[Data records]

○ ○ ○ ○ ○

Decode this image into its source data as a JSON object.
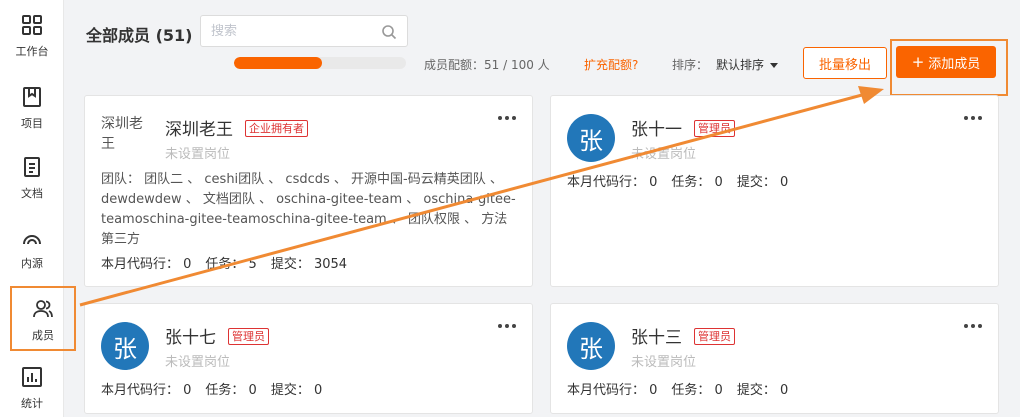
{
  "sidebar": {
    "items": [
      {
        "label": "工作台",
        "icon": "grid-icon"
      },
      {
        "label": "项目",
        "icon": "book-icon"
      },
      {
        "label": "文档",
        "icon": "document-icon"
      },
      {
        "label": "内源",
        "icon": "source-icon"
      },
      {
        "label": "成员",
        "icon": "members-icon"
      },
      {
        "label": "统计",
        "icon": "chart-icon"
      }
    ],
    "active": "成员"
  },
  "header": {
    "title": "全部成员 (51)",
    "search_placeholder": "搜索",
    "quota_text": "成员配额：51 / 100 人",
    "quota_fraction": 0.51,
    "expand_link": "扩充配额?",
    "sort_label": "排序：",
    "sort_value": "默认排序",
    "remove_button": "批量移出",
    "add_button": "添加成员",
    "add_icon": "+"
  },
  "members": [
    {
      "avatar_text": "深圳老王",
      "name": "深圳老王",
      "badge": "企业拥有者",
      "position": "未设置岗位",
      "teams_text": "团队： 团队二 、 ceshi团队 、 csdcds 、 开源中国-码云精英团队 、 dewdewdew 、 文档团队 、 oschina-gitee-team 、 oschina-gitee-teamoschina-gitee-teamoschina-gitee-team 、 团队权限 、 方法第三方",
      "code_lines": "本月代码行： 0",
      "tasks": "任务： 5",
      "commits": "提交： 3054"
    },
    {
      "avatar_text": "张",
      "name": "张十一",
      "badge": "管理员",
      "position": "未设置岗位",
      "code_lines": "本月代码行： 0",
      "tasks": "任务： 0",
      "commits": "提交： 0"
    },
    {
      "avatar_text": "张",
      "name": "张十七",
      "badge": "管理员",
      "position": "未设置岗位",
      "code_lines": "本月代码行： 0",
      "tasks": "任务： 0",
      "commits": "提交： 0"
    },
    {
      "avatar_text": "张",
      "name": "张十三",
      "badge": "管理员",
      "position": "未设置岗位",
      "code_lines": "本月代码行： 0",
      "tasks": "任务： 0",
      "commits": "提交： 0"
    }
  ],
  "colors": {
    "accent": "#fa6400",
    "avatar": "#2277b9",
    "annotation": "#f08a33",
    "badge": "#dd3333"
  }
}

○ ○ ○ ○ ○

■ REQUIRED TASK ■
Give the material again exactly as it is, but keep the pictures out.

■ ANSWER TO THIS TASK ■
Decode this image into its source data as a JSON object.
{
  "sidebar": {
    "items": [
      {
        "label": "工作台",
        "icon": "grid-icon"
      },
      {
        "label": "项目",
        "icon": "book-icon"
      },
      {
        "label": "文档",
        "icon": "document-icon"
      },
      {
        "label": "内源",
        "icon": "source-icon"
      },
      {
        "label": "成员",
        "icon": "members-icon"
      },
      {
        "label": "统计",
        "icon": "chart-icon"
      }
    ],
    "active": "成员"
  },
  "header": {
    "title": "全部成员 (51)",
    "search_placeholder": "搜索",
    "quota_text": "成员配额：51 / 100 人",
    "quota_fraction": 0.51,
    "expand_link": "扩充配额?",
    "sort_label": "排序：",
    "sort_value": "默认排序",
    "remove_button": "批量移出",
    "add_button": "添加成员",
    "add_icon": "+"
  },
  "members": [
    {
      "avatar_text": "深圳老王",
      "name": "深圳老王",
      "badge": "企业拥有者",
      "position": "未设置岗位",
      "teams_text": "团队： 团队二 、 ceshi团队 、 csdcds 、 开源中国-码云精英团队 、 dewdewdew 、 文档团队 、 oschina-gitee-team 、 oschina-gitee-teamoschina-gitee-teamoschina-gitee-team 、 团队权限 、 方法第三方",
      "code_lines": "本月代码行： 0",
      "tasks": "任务： 5",
      "commits": "提交： 3054"
    },
    {
      "avatar_text": "张",
      "name": "张十一",
      "badge": "管理员",
      "position": "未设置岗位",
      "code_lines": "本月代码行： 0",
      "tasks": "任务： 0",
      "commits": "提交： 0"
    },
    {
      "avatar_text": "张",
      "name": "张十七",
      "badge": "管理员",
      "position": "未设置岗位",
      "code_lines": "本月代码行： 0",
      "tasks": "任务： 0",
      "commits": "提交： 0"
    },
    {
      "avatar_text": "张",
      "name": "张十三",
      "badge": "管理员",
      "position": "未设置岗位",
      "code_lines": "本月代码行： 0",
      "tasks": "任务： 0",
      "commits": "提交： 0"
    }
  ],
  "colors": {
    "accent": "#fa6400",
    "avatar": "#2277b9",
    "annotation": "#f08a33",
    "badge": "#dd3333"
  }
}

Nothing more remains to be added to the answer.